Task description: Using the data beneath, show every line that includes the word "sessions".

====================

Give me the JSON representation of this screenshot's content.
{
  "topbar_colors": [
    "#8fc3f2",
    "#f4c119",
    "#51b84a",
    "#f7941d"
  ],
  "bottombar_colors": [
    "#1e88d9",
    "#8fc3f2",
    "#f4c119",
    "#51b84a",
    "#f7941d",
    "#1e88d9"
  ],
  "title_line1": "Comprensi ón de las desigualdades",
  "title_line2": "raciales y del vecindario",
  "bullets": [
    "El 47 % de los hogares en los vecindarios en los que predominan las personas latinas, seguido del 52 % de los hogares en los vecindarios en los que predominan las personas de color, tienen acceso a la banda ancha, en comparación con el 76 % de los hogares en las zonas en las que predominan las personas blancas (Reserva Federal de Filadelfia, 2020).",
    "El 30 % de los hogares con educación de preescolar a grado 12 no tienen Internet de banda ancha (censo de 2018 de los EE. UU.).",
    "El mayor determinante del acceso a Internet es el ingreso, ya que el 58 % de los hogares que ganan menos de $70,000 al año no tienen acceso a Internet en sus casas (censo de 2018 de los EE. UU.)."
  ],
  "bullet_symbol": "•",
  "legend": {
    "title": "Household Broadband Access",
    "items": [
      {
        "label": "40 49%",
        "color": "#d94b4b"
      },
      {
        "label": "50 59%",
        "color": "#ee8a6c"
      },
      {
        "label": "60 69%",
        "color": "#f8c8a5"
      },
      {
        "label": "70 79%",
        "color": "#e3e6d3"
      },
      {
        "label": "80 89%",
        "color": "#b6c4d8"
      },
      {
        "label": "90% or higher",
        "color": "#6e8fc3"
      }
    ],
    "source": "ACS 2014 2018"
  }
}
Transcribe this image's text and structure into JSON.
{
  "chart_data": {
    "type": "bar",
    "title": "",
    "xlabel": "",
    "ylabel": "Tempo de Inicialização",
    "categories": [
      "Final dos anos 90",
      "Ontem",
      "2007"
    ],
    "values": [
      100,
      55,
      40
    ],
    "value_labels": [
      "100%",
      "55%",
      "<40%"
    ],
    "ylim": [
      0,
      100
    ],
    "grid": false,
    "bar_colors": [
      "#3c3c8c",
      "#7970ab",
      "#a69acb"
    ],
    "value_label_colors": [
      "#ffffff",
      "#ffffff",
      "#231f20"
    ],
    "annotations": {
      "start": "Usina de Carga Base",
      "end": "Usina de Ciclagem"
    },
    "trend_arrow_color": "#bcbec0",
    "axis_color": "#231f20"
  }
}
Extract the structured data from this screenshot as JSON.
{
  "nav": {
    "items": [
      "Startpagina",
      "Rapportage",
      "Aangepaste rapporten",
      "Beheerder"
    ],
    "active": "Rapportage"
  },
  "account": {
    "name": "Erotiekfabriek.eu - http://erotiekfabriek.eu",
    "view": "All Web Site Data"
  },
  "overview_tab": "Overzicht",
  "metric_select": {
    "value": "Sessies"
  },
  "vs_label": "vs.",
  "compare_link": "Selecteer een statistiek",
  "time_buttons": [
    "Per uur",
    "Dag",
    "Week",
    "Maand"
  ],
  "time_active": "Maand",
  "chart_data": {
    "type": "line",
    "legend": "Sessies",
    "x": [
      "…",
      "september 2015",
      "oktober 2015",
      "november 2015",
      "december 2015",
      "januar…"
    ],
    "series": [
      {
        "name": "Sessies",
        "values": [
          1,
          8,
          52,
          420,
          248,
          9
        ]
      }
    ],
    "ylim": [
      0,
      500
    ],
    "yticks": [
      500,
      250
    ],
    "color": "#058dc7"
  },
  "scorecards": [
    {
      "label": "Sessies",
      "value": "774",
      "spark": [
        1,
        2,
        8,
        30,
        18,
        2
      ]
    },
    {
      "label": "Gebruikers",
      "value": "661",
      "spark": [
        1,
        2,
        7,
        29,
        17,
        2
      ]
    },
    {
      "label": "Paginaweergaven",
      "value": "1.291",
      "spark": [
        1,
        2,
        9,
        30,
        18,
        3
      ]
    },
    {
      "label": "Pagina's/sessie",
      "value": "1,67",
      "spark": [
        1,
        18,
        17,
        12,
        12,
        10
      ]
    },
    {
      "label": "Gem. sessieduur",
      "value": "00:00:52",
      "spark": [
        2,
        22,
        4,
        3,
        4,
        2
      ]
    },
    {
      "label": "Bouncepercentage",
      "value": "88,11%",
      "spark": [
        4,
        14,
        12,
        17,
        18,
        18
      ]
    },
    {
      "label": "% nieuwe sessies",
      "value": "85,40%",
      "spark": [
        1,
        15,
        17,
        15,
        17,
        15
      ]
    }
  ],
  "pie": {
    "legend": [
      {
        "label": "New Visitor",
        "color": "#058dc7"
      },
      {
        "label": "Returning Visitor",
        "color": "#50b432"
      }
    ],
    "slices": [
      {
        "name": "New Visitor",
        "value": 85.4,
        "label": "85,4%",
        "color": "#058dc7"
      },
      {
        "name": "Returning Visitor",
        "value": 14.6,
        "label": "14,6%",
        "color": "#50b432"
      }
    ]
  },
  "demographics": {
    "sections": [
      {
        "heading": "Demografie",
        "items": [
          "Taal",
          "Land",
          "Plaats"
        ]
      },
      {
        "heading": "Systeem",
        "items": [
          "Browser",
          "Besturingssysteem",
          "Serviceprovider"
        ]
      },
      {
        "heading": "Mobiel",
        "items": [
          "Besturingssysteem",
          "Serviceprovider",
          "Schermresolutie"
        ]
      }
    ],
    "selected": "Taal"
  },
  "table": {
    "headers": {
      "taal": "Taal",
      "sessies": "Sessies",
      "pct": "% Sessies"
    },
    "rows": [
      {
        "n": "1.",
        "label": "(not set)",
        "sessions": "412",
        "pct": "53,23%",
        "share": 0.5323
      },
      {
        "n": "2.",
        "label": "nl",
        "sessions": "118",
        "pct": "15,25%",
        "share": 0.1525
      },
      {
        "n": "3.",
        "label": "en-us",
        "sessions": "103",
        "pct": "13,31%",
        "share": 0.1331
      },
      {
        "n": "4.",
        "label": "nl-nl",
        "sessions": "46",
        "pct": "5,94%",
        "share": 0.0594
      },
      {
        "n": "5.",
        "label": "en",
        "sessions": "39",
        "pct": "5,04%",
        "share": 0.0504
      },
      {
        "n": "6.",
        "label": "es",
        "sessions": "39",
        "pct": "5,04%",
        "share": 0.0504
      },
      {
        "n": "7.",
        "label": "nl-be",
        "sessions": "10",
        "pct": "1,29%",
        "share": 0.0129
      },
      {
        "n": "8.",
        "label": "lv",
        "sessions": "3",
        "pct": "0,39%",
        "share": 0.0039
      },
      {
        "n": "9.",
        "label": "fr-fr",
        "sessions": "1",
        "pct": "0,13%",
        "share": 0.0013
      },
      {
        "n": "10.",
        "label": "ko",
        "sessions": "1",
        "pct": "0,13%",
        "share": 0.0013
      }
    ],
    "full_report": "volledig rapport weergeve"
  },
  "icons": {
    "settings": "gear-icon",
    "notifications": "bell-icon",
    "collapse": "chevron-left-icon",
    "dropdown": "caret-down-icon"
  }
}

====================

Response to the exercise:
        "sessions": "412",
        "sessions": "118",
        "sessions": "103",
        "sessions": "46",
        "sessions": "39",
        "sessions": "39",
        "sessions": "10",
        "sessions": "3",
        "sessions": "1",
        "sessions": "1",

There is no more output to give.